* [GIVEN REQUEST]: Find every line of the listing below where "total" appears, and copy it.
-- Begin --
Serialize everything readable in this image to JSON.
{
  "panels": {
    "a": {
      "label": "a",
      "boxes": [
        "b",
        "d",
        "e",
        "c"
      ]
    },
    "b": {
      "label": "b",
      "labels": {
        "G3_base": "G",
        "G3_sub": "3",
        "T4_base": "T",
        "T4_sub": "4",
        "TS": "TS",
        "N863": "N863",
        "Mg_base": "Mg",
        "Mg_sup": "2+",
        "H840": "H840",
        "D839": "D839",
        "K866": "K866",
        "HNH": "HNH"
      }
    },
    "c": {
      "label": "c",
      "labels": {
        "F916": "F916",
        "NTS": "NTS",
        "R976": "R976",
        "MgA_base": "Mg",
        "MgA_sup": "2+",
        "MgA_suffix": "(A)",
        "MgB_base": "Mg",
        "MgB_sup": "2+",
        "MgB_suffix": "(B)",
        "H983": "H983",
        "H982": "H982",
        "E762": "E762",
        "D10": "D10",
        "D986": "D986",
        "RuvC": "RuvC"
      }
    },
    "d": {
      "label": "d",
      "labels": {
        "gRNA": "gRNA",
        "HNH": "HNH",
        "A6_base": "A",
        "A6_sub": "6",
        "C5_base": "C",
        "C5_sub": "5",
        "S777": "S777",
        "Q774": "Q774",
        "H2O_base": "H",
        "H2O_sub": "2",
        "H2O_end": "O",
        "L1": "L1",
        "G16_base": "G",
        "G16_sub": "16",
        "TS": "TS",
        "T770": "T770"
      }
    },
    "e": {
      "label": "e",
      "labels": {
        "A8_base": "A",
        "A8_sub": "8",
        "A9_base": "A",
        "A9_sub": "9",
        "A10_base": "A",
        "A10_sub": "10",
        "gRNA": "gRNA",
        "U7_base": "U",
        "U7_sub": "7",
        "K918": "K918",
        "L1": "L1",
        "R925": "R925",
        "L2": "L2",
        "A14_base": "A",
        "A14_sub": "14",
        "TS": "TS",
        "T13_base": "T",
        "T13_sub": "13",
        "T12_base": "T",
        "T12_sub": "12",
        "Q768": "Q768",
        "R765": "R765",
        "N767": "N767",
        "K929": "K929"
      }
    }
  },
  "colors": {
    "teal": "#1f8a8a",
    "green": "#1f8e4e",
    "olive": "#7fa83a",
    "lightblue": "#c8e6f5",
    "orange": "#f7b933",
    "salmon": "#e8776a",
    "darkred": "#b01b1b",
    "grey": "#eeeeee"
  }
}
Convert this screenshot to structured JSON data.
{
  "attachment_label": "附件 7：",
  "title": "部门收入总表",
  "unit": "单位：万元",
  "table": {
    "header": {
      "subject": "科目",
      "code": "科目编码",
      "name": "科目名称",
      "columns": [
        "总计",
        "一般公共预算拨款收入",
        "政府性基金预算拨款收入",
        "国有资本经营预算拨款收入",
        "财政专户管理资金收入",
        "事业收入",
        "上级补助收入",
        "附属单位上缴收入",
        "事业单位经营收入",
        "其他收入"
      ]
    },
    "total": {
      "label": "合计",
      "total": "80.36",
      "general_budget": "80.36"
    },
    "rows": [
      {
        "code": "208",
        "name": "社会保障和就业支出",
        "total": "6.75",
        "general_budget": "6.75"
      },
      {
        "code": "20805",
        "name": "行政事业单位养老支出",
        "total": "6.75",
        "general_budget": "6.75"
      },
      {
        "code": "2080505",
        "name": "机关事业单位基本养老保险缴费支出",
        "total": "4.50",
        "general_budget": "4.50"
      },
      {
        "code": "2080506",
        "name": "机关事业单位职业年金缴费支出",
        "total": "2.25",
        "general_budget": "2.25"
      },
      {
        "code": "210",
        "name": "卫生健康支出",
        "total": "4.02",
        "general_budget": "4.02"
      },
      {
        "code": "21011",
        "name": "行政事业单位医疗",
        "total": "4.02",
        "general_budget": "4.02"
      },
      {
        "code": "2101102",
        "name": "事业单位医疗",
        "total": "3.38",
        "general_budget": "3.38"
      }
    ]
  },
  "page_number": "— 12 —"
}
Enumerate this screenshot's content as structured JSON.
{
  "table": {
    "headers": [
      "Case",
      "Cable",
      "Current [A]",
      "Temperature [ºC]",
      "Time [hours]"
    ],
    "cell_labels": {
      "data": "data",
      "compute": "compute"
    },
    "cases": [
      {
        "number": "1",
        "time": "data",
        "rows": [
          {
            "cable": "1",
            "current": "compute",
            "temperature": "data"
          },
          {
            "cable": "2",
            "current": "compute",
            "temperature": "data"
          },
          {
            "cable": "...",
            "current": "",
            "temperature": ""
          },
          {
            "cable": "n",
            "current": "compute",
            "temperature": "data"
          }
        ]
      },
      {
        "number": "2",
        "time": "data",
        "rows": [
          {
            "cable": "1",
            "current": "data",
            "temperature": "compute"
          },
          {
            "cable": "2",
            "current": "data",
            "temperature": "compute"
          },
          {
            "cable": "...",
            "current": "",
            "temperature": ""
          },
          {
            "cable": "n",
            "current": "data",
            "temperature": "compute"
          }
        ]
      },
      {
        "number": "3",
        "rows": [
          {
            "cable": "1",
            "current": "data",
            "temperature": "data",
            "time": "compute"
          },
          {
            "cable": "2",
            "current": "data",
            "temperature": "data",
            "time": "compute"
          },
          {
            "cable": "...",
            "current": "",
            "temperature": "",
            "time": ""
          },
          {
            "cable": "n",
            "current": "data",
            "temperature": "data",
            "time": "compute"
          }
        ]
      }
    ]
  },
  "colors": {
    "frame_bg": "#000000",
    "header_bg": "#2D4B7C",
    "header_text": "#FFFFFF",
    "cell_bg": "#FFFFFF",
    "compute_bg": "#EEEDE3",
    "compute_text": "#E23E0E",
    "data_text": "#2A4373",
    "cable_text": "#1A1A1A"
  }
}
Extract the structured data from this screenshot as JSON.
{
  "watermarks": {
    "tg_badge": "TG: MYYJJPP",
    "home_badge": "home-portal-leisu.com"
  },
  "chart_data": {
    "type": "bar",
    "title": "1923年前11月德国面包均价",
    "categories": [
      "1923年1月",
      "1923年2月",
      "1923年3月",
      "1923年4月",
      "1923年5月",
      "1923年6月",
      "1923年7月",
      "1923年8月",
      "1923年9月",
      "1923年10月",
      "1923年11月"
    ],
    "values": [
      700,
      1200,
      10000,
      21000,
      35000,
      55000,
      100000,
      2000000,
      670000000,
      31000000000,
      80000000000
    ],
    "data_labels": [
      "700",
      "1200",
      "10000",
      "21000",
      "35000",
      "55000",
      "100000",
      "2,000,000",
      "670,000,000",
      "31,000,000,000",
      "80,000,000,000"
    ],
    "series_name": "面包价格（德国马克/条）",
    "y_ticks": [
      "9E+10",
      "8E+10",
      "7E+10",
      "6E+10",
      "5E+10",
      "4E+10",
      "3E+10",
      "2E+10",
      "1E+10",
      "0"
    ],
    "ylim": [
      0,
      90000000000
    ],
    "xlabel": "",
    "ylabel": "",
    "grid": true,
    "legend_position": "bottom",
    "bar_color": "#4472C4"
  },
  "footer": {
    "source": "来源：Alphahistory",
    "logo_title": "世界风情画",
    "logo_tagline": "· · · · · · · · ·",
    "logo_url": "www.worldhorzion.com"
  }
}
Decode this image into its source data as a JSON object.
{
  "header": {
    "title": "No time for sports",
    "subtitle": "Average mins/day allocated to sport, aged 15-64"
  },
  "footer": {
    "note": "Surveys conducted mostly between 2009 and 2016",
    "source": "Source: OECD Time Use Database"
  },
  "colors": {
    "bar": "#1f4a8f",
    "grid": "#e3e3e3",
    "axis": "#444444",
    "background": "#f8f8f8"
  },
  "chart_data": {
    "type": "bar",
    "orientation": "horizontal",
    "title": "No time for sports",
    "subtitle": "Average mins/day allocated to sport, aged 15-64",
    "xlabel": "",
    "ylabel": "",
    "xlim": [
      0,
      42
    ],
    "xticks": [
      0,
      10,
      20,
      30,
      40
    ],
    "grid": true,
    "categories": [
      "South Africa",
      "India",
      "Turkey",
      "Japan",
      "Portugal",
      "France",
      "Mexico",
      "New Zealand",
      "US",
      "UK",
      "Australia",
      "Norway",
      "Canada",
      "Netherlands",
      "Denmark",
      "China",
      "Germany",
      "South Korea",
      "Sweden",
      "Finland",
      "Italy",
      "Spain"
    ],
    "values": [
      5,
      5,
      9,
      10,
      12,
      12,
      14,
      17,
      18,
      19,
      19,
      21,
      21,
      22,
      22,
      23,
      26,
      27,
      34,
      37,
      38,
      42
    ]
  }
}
-- End --
* [REPLY]:
    "total": {
      "total": "80.36",
        "total": "6.75",
        "total": "6.75",
        "total": "4.50",
        "total": "2.25",
        "total": "4.02",
        "total": "4.02",
        "total": "3.38",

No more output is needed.